**Task details**:
Can you copy out the stretch of the records from the start through the line that contains "956, 830, 1084)", word for word?

**Input records**:

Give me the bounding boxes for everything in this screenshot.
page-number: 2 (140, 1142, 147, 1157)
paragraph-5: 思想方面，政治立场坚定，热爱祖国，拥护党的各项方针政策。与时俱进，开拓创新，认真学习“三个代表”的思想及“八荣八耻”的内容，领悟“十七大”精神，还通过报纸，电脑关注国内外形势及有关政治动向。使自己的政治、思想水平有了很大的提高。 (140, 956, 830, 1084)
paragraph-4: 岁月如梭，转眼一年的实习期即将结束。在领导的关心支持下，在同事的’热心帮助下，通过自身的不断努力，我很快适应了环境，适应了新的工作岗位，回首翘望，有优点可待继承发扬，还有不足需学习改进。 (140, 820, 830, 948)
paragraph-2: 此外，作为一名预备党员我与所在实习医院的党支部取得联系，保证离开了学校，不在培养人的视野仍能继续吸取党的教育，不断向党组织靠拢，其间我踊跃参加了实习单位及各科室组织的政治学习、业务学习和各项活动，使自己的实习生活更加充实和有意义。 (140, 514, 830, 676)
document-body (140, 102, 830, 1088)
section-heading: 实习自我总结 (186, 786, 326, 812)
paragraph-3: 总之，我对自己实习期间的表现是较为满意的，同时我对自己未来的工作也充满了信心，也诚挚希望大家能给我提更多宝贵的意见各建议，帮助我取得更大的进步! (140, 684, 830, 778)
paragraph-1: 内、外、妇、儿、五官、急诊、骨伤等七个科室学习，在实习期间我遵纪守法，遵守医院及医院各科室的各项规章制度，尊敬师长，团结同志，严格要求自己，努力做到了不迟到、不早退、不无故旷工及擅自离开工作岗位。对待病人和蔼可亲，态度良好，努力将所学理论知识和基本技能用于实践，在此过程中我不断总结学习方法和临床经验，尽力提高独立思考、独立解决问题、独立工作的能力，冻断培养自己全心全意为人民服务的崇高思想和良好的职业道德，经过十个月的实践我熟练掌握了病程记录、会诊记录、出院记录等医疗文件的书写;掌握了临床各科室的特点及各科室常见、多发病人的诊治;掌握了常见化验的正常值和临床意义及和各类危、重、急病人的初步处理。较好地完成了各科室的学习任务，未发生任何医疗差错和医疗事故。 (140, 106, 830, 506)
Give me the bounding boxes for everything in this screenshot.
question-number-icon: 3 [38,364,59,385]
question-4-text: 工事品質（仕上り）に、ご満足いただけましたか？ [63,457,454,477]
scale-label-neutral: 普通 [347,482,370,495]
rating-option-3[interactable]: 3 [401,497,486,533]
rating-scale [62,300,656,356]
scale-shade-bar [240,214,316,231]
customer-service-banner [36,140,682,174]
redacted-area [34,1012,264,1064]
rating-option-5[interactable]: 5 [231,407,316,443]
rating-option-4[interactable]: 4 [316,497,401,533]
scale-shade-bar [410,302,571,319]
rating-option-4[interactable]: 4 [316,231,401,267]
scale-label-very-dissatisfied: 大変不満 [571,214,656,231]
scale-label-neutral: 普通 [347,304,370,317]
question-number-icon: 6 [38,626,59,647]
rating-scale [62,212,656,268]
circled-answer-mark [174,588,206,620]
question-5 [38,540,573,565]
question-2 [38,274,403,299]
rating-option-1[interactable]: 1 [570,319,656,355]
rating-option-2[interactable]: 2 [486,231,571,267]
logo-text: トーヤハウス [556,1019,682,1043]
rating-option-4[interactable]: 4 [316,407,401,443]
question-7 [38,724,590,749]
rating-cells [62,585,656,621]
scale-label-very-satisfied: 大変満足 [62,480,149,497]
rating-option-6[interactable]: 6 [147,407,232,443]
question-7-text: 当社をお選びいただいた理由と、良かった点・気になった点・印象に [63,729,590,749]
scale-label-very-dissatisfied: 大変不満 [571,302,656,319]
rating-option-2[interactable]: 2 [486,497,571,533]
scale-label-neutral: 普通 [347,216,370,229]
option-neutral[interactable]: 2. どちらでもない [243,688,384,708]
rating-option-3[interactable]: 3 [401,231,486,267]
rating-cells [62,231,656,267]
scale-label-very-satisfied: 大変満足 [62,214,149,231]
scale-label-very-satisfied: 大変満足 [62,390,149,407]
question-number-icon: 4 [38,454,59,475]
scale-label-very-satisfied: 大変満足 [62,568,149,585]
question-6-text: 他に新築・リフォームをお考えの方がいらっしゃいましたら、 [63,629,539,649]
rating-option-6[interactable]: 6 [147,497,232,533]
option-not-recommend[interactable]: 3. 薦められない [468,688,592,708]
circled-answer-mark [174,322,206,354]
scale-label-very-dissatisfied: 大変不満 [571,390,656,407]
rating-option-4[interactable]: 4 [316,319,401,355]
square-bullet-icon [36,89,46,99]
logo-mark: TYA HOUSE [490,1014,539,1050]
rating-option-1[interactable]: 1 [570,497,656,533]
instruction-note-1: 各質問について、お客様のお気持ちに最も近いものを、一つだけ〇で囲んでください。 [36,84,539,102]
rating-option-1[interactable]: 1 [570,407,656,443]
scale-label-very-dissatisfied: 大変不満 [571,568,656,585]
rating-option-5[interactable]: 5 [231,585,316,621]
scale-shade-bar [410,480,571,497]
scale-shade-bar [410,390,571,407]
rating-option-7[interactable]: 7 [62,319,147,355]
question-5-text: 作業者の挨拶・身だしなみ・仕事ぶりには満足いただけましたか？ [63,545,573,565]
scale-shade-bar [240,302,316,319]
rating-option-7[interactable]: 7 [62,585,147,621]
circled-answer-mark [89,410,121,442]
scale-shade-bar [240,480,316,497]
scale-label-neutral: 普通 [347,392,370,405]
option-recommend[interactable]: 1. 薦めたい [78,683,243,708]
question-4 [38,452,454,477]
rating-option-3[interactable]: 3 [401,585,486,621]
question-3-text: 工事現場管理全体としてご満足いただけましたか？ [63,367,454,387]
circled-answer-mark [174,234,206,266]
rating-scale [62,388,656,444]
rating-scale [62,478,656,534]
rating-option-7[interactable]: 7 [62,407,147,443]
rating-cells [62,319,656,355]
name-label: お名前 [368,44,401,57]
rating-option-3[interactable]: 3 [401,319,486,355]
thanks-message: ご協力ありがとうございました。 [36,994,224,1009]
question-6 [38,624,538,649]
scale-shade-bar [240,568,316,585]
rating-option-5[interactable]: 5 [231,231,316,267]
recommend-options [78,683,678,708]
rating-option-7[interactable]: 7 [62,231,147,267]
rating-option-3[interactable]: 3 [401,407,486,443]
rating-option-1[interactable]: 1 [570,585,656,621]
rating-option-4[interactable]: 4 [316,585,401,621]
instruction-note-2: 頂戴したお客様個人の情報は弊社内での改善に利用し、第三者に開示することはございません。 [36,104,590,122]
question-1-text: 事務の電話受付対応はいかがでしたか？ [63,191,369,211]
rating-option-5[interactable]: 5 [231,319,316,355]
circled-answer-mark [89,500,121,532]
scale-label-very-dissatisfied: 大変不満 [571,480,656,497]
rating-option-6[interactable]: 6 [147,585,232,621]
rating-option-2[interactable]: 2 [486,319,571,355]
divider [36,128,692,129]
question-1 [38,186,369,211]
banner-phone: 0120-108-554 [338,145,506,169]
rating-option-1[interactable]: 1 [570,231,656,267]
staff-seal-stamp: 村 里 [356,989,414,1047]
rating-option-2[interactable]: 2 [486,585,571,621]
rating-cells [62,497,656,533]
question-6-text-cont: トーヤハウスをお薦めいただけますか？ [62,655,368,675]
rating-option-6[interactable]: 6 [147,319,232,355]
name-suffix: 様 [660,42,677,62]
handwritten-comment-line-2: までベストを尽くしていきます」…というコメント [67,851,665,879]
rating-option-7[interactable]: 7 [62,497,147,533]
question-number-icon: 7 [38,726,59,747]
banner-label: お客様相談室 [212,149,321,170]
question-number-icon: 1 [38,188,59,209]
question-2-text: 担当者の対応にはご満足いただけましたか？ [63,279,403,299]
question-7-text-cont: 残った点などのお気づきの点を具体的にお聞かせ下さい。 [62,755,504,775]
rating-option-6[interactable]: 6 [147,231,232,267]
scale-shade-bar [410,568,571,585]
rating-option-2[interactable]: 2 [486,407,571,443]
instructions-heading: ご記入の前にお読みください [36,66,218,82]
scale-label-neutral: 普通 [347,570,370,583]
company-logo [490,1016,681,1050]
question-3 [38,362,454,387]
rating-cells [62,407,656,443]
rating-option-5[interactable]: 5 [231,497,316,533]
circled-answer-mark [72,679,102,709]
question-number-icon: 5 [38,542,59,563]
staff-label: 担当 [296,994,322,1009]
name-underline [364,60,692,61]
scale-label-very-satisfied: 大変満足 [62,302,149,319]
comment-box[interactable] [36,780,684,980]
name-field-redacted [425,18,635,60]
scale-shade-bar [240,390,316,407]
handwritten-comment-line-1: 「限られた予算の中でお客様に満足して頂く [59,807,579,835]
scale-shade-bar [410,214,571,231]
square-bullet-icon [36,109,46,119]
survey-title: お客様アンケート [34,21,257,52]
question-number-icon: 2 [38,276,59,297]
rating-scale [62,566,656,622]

**Solution to the problem**:
Give me the bounding boxes for everything in this screenshot.
page-number: 2 (140, 1142, 147, 1157)
paragraph-5: 思想方面，政治立场坚定，热爱祖国，拥护党的各项方针政策。与时俱进，开拓创新，认真学习“三个代表”的思想及“八荣八耻”的内容，领悟“十七大”精神，还通过报纸，电脑关注国内外形势及有关政治动向。使自己的政治、思想水平有了很大的提高。 (140, 956, 830, 1084)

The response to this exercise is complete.